(Stored records)
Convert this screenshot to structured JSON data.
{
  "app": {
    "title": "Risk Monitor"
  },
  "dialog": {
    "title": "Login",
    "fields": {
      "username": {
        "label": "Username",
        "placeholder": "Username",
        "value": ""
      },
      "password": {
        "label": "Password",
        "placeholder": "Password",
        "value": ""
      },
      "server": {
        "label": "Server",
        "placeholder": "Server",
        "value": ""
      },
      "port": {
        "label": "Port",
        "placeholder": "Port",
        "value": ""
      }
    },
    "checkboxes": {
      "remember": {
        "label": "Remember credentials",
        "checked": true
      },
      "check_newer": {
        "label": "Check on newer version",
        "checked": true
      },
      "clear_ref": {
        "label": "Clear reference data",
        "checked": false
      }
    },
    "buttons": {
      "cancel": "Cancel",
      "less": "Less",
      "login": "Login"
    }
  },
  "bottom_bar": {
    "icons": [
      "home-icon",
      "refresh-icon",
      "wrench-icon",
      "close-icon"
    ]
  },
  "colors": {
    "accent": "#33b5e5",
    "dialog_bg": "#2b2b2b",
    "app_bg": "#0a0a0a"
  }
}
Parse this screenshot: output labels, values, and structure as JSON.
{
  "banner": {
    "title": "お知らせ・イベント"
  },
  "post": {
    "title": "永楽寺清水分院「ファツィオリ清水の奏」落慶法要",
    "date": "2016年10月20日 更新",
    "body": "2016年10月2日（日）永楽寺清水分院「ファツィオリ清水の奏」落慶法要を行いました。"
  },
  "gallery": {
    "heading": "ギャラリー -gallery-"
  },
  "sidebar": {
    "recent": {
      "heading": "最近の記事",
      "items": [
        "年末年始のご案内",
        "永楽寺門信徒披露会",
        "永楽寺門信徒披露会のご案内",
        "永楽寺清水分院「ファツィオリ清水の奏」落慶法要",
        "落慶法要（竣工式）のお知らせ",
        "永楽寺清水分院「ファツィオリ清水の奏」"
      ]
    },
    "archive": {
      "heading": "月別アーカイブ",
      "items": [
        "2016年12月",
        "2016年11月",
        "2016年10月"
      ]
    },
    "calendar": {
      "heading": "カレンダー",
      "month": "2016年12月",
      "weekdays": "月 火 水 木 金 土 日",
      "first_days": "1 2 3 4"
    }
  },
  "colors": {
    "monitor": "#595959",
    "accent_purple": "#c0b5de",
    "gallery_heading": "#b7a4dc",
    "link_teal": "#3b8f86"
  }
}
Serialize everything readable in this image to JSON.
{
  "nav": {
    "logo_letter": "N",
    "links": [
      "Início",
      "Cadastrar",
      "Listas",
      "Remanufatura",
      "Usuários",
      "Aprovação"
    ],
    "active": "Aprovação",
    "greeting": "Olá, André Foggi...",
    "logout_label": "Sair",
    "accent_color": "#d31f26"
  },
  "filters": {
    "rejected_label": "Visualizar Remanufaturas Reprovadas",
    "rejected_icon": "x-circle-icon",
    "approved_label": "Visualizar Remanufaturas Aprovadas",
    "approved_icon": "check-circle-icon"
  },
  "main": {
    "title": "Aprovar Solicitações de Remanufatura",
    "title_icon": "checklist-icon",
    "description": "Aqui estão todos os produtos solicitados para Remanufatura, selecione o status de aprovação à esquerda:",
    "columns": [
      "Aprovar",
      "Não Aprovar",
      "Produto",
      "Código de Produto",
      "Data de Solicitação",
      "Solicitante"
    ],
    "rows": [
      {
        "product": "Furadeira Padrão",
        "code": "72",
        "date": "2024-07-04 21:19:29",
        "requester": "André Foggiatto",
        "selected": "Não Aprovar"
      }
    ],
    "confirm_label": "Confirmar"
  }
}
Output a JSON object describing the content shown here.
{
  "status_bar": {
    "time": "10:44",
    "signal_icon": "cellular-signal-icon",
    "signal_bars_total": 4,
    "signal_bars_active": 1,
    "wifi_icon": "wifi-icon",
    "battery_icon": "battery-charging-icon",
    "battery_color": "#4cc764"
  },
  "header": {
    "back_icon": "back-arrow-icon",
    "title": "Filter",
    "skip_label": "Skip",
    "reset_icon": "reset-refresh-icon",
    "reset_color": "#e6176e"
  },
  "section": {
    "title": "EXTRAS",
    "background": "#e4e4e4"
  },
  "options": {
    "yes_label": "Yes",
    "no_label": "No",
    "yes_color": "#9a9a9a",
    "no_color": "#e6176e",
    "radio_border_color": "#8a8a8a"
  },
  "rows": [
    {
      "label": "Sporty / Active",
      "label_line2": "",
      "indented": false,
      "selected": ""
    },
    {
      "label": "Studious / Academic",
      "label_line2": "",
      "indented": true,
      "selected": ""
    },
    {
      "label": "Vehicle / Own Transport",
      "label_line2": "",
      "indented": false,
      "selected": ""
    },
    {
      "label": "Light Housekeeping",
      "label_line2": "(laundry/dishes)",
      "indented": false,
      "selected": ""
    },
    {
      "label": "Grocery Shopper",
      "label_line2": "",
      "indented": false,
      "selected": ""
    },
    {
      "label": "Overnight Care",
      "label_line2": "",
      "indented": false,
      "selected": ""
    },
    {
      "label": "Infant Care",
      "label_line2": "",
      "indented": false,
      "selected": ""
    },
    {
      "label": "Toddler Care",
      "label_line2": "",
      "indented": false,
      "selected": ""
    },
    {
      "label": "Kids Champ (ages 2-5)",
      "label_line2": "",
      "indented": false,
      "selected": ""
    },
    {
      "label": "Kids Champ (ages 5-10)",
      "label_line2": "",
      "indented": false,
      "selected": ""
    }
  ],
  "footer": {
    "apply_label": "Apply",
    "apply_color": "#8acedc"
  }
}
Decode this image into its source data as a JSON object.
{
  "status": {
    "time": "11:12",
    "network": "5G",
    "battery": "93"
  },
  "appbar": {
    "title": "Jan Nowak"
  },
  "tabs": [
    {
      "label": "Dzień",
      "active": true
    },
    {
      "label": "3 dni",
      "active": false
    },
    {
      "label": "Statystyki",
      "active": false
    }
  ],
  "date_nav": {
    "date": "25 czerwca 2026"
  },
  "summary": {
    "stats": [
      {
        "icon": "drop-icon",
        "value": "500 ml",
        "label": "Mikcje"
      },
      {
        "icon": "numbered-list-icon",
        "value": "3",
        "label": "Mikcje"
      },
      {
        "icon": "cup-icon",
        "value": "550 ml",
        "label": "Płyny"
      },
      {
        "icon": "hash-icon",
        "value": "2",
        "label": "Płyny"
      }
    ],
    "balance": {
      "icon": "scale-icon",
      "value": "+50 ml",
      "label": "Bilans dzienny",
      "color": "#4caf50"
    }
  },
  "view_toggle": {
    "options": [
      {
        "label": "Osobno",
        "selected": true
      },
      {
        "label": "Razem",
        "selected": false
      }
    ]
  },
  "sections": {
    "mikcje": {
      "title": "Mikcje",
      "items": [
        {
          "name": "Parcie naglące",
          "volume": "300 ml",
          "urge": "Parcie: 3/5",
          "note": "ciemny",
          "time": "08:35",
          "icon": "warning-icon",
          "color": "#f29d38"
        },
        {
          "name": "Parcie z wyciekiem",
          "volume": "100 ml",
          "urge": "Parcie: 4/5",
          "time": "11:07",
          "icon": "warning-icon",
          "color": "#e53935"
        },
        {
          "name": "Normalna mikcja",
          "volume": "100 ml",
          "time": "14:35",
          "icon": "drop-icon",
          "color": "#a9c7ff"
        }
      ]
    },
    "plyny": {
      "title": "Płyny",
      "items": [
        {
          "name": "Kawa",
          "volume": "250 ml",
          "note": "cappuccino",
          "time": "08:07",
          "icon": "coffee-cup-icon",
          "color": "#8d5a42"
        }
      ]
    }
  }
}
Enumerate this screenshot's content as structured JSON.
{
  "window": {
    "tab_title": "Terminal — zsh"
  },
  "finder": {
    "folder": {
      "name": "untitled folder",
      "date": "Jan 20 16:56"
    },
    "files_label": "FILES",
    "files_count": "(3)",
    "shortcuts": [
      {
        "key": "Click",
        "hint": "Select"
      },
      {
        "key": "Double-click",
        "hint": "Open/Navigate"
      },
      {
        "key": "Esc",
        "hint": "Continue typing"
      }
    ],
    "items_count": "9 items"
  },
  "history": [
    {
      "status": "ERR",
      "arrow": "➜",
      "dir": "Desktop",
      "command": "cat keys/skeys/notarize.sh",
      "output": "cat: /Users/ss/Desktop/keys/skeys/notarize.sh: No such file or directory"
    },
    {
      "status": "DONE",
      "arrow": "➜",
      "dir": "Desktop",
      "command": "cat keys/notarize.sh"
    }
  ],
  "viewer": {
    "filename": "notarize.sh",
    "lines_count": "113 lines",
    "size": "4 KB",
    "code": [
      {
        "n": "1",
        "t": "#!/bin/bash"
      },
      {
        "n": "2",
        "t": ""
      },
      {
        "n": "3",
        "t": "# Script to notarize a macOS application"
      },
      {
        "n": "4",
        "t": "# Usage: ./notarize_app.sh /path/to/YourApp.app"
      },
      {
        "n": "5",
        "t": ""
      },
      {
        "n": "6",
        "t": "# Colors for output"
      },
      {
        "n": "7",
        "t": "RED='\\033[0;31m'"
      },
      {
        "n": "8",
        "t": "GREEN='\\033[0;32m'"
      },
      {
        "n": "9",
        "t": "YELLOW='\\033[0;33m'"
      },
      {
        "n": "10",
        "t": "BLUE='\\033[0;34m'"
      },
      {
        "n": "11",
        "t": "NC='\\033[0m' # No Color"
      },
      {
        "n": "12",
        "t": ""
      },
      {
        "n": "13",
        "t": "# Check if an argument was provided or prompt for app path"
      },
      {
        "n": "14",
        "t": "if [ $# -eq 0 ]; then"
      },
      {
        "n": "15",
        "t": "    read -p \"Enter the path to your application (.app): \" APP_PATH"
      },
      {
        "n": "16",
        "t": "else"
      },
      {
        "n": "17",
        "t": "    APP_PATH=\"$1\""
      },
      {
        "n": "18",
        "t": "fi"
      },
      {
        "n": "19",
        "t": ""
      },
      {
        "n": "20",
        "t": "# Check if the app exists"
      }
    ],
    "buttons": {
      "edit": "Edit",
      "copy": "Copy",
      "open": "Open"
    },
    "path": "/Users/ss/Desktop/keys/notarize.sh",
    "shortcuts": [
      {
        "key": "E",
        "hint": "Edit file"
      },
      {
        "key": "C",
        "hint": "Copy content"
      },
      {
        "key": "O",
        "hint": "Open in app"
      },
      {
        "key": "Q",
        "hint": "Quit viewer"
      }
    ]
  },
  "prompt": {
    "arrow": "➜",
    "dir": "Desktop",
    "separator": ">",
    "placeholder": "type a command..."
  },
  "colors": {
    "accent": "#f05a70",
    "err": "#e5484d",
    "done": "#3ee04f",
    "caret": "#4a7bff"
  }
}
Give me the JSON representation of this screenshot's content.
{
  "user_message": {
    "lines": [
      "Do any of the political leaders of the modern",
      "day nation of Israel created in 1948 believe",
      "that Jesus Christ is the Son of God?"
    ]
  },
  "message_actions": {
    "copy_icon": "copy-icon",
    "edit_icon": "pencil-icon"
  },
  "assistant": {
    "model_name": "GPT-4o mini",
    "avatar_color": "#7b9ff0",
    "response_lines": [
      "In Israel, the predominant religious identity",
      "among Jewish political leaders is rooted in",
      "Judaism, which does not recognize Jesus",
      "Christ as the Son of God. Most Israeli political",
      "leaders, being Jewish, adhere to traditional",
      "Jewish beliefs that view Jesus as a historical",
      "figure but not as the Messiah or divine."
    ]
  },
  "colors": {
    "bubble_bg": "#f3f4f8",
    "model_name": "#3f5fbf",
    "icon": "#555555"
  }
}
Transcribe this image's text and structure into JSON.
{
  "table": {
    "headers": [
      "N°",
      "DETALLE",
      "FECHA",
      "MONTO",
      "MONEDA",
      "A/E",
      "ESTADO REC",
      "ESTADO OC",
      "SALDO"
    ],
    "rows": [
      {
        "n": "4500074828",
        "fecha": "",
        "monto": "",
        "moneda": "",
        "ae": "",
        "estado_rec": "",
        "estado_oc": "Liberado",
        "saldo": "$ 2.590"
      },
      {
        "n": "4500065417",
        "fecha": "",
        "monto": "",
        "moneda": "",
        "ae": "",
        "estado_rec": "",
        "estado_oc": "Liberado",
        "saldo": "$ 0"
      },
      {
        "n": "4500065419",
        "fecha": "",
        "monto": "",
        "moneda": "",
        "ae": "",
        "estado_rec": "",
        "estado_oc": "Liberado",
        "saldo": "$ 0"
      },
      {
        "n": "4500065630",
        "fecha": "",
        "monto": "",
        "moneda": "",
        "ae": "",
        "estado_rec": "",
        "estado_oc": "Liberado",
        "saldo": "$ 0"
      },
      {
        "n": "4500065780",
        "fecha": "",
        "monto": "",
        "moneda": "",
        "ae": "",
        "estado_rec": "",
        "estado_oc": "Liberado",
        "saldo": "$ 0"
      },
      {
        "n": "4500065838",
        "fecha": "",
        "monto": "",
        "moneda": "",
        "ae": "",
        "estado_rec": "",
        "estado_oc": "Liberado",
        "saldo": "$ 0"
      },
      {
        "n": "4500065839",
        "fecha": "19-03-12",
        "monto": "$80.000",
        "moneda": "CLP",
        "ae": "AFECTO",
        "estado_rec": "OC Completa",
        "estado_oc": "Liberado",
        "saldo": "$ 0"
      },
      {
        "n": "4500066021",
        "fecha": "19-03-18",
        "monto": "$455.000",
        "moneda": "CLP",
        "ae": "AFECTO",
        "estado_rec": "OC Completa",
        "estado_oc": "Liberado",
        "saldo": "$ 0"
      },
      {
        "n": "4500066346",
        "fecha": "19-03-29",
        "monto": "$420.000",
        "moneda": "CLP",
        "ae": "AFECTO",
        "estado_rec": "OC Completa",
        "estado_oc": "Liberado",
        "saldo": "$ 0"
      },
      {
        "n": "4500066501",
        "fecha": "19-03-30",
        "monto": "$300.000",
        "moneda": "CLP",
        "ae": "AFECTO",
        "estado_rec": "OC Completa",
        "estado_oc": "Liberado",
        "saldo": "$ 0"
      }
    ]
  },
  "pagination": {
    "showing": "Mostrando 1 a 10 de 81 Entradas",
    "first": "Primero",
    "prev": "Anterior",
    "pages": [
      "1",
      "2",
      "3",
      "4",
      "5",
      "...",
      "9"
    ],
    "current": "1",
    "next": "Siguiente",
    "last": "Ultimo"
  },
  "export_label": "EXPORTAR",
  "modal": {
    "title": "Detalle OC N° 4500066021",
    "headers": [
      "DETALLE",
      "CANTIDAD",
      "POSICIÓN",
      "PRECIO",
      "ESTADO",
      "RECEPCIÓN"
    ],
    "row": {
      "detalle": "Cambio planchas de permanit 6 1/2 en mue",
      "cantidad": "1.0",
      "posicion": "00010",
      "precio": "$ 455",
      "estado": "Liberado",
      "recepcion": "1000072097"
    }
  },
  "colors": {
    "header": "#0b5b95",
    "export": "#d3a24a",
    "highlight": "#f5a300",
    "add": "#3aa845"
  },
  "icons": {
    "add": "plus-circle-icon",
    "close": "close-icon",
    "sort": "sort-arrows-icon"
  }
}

• [Task brief]:
Make a copy of each line that contains the string "Jewish".

• [Completed task]:
      "among Jewish political leaders is rooted in",
      "leaders, being Jewish, adhere to traditional",
      "Jewish beliefs that view Jesus as a historical",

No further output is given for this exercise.